How many lines in the listing below include the word "Secundaria"? Answer with the number and nothing else.

═══ RECORDED DATA ═══

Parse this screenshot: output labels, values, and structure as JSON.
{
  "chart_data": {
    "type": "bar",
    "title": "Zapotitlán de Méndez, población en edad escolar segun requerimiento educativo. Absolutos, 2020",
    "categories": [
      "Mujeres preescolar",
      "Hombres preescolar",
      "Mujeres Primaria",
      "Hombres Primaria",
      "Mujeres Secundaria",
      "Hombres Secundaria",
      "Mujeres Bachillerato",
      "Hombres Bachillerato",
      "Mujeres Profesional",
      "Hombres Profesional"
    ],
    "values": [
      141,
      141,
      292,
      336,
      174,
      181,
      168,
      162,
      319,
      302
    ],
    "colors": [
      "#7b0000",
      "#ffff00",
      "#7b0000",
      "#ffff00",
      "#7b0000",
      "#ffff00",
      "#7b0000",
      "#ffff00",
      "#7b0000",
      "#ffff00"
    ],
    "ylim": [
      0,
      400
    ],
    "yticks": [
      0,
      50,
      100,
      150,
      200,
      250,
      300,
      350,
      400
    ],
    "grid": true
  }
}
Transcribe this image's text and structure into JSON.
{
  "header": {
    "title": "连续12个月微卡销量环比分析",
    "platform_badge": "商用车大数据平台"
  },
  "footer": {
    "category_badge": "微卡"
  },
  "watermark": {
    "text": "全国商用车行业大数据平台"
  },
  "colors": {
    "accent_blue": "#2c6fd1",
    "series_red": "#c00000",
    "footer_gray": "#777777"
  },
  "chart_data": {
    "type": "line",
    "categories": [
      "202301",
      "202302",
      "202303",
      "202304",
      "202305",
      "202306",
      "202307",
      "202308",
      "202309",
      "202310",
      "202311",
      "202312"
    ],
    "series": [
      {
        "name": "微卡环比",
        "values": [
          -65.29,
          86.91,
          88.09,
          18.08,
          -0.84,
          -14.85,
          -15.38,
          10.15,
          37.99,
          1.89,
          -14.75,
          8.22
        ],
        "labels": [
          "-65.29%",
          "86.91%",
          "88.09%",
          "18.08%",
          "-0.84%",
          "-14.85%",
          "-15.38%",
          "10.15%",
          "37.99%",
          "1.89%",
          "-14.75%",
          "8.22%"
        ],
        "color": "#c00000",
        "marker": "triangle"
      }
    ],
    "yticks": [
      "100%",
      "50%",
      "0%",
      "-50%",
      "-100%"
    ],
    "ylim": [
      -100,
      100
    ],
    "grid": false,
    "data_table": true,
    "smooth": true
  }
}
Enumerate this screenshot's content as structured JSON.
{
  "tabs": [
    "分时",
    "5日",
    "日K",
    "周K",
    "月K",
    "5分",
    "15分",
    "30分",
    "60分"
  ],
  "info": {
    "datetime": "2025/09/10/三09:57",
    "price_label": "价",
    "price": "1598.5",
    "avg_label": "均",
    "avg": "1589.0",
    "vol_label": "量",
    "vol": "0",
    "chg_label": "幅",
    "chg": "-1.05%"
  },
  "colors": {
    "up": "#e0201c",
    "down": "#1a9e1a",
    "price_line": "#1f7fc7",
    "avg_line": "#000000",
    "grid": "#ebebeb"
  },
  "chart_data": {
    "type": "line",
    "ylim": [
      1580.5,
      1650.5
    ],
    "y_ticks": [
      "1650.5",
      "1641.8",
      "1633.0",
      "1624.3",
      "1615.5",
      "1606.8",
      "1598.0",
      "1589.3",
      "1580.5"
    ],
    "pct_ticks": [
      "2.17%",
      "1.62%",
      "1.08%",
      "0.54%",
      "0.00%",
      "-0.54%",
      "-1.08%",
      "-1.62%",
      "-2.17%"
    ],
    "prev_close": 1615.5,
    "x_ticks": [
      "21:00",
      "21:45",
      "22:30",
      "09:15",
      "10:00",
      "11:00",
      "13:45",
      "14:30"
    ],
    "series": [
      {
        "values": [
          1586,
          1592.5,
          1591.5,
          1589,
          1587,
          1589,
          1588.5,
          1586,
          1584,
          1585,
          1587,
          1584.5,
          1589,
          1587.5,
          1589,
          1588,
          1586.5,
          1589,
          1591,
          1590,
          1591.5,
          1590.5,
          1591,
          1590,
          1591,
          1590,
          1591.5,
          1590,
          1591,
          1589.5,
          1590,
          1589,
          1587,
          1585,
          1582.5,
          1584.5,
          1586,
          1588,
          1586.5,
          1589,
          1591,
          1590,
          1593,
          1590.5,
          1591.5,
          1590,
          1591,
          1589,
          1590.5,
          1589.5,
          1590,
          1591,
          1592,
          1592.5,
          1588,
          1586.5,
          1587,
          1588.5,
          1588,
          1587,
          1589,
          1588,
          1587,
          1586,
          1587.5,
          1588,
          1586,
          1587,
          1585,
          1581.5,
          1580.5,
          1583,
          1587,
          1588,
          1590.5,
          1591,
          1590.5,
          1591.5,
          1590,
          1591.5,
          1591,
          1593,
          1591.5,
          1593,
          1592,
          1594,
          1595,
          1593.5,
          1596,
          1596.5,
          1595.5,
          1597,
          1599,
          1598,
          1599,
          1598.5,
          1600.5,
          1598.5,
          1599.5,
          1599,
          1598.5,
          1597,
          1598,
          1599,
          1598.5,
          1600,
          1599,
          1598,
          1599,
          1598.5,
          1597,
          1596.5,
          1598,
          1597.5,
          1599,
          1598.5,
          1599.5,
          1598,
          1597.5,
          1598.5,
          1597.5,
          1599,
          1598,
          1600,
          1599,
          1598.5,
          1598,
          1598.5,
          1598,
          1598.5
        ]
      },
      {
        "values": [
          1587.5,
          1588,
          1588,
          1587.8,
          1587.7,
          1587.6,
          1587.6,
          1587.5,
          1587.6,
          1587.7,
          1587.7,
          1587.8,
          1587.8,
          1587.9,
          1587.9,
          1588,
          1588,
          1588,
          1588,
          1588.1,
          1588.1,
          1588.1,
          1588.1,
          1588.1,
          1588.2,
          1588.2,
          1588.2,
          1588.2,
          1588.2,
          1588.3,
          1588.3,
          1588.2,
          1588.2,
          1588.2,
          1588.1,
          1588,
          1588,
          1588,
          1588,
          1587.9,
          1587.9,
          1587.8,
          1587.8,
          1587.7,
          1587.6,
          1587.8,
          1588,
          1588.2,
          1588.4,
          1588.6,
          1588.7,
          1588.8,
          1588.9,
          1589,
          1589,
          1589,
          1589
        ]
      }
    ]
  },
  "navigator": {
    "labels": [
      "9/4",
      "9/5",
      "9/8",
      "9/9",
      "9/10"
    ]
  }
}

═══

THE REPLY:
2